Data records
* * * *

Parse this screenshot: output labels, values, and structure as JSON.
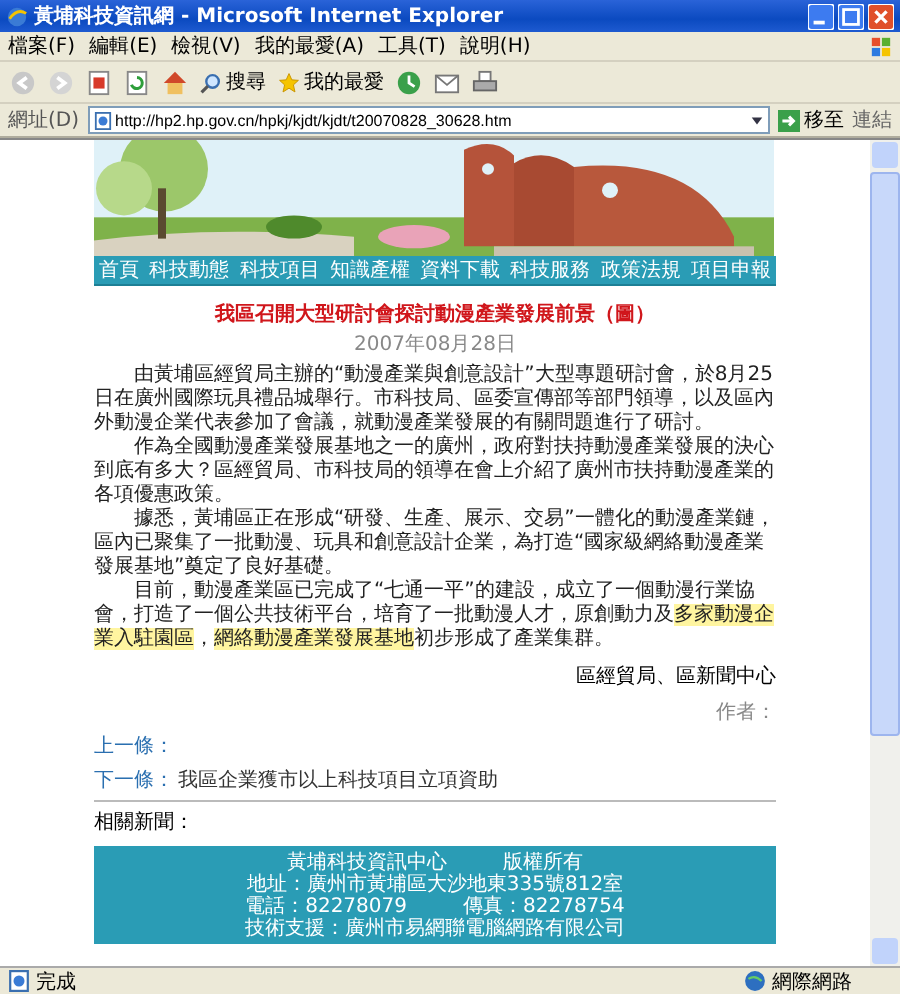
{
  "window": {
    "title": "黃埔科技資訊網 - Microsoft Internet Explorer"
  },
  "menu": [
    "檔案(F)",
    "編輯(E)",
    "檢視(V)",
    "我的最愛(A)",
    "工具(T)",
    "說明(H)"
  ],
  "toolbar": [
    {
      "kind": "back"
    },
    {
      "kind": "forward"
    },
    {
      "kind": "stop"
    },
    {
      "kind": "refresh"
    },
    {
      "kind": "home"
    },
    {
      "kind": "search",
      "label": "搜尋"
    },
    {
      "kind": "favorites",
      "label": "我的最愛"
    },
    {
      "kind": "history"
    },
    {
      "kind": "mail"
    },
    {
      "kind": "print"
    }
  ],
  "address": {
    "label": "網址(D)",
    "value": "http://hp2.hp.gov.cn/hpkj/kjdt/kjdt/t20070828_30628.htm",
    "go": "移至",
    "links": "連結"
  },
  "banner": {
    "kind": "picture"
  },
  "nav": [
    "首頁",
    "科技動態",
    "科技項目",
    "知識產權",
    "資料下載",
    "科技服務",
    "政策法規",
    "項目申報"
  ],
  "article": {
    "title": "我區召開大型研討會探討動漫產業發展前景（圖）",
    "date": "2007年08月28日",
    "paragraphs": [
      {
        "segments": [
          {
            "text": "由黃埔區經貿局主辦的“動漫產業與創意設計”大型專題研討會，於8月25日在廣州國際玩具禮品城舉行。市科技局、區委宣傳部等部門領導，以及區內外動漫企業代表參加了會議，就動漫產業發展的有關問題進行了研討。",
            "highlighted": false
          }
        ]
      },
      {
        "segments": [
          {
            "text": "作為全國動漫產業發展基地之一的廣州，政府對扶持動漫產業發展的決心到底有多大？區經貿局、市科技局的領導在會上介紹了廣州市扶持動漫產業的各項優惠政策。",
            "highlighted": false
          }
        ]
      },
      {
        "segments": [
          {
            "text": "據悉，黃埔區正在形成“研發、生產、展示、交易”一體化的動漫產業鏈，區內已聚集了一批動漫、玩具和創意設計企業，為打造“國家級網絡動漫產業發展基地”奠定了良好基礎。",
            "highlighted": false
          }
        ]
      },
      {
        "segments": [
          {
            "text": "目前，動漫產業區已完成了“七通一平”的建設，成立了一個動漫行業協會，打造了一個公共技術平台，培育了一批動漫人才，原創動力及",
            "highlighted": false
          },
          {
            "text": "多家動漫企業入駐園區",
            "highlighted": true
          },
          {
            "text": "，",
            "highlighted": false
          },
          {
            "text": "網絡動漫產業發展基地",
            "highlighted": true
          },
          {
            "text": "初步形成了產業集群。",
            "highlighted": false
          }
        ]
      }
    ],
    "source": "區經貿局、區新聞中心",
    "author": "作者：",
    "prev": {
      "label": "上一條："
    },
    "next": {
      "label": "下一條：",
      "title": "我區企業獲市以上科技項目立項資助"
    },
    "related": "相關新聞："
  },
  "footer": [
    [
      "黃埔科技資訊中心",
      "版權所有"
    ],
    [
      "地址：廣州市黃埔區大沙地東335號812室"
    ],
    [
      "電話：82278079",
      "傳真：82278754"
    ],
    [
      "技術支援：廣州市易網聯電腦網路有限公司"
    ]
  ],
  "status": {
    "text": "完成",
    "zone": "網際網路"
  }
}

* * * *

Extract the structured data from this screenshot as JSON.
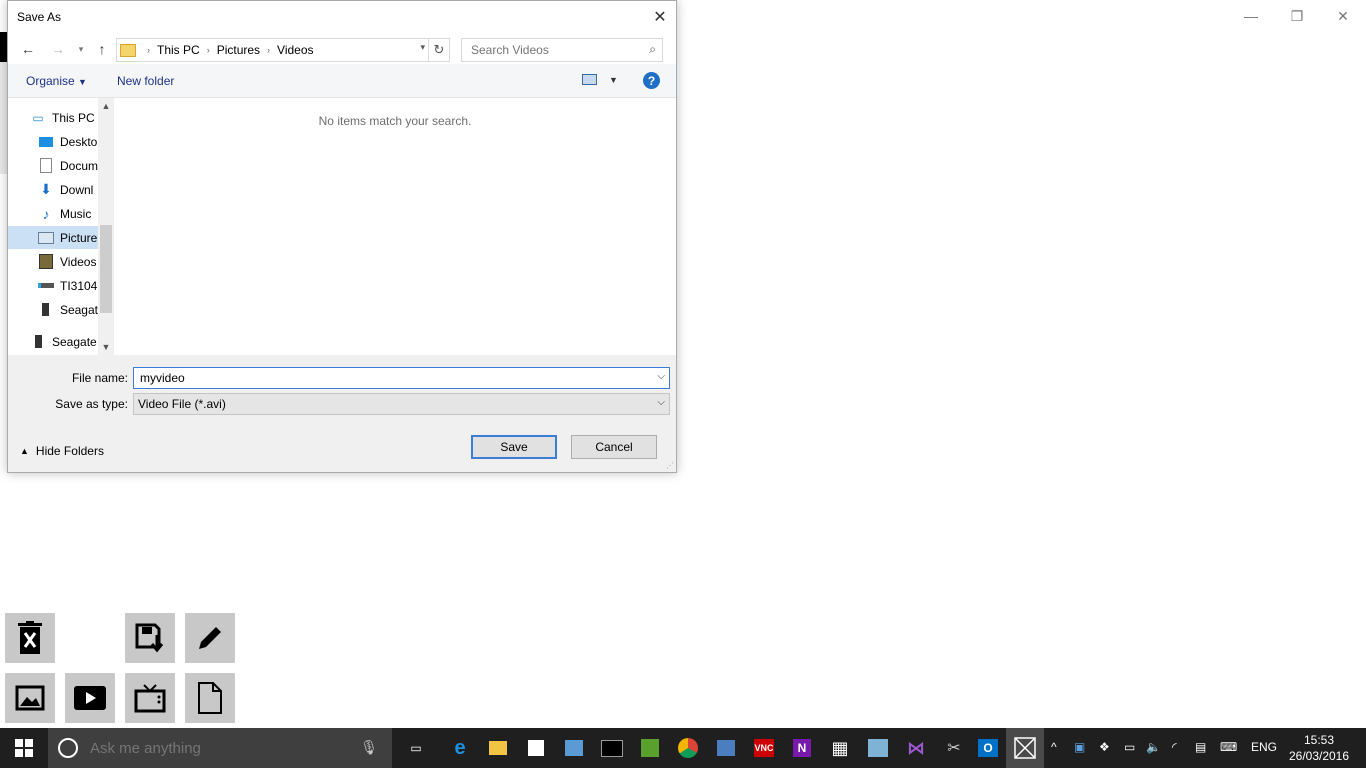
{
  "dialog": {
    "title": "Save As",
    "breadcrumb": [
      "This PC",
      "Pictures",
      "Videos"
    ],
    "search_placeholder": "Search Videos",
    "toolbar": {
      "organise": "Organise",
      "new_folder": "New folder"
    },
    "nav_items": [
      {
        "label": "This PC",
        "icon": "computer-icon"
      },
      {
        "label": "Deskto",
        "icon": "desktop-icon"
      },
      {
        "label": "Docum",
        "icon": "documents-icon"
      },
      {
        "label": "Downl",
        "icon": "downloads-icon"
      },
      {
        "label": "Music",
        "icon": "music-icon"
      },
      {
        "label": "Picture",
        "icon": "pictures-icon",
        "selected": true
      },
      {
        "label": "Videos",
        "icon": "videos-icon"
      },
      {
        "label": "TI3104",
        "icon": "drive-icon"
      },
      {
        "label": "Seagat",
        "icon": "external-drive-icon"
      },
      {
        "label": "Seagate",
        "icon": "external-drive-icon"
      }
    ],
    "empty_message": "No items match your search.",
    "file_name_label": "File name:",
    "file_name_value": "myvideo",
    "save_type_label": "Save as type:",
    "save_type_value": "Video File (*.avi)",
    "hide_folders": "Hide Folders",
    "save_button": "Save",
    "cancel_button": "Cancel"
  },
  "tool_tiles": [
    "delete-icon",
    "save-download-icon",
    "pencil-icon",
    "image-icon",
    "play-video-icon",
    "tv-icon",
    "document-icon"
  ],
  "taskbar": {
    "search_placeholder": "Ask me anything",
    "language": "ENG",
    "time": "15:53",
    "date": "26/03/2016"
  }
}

* * * *

**Direction:** Find every line in the records above that contains the word "JSON", and copy each one.

**Final answer:**
Parse this screenshot: output labels, values, and structure as JSON.
Extract the structured data from this screenshot as JSON.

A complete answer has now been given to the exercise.